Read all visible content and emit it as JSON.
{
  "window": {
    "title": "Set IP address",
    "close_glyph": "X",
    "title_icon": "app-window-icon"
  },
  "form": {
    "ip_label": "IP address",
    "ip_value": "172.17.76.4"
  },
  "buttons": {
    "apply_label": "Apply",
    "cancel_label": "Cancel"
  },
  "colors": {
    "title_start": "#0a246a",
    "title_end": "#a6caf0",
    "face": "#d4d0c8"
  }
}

◆ PROBLEM ◆
Please output the entries above, every line exactly as it reads.

◆ COMPLETE OUTPUT ◆
Read all visible content and emit it as JSON.
{
  "window": {
    "title": "Set IP address",
    "close_glyph": "X",
    "title_icon": "app-window-icon"
  },
  "form": {
    "ip_label": "IP address",
    "ip_value": "172.17.76.4"
  },
  "buttons": {
    "apply_label": "Apply",
    "cancel_label": "Cancel"
  },
  "colors": {
    "title_start": "#0a246a",
    "title_end": "#a6caf0",
    "face": "#d4d0c8"
  }
}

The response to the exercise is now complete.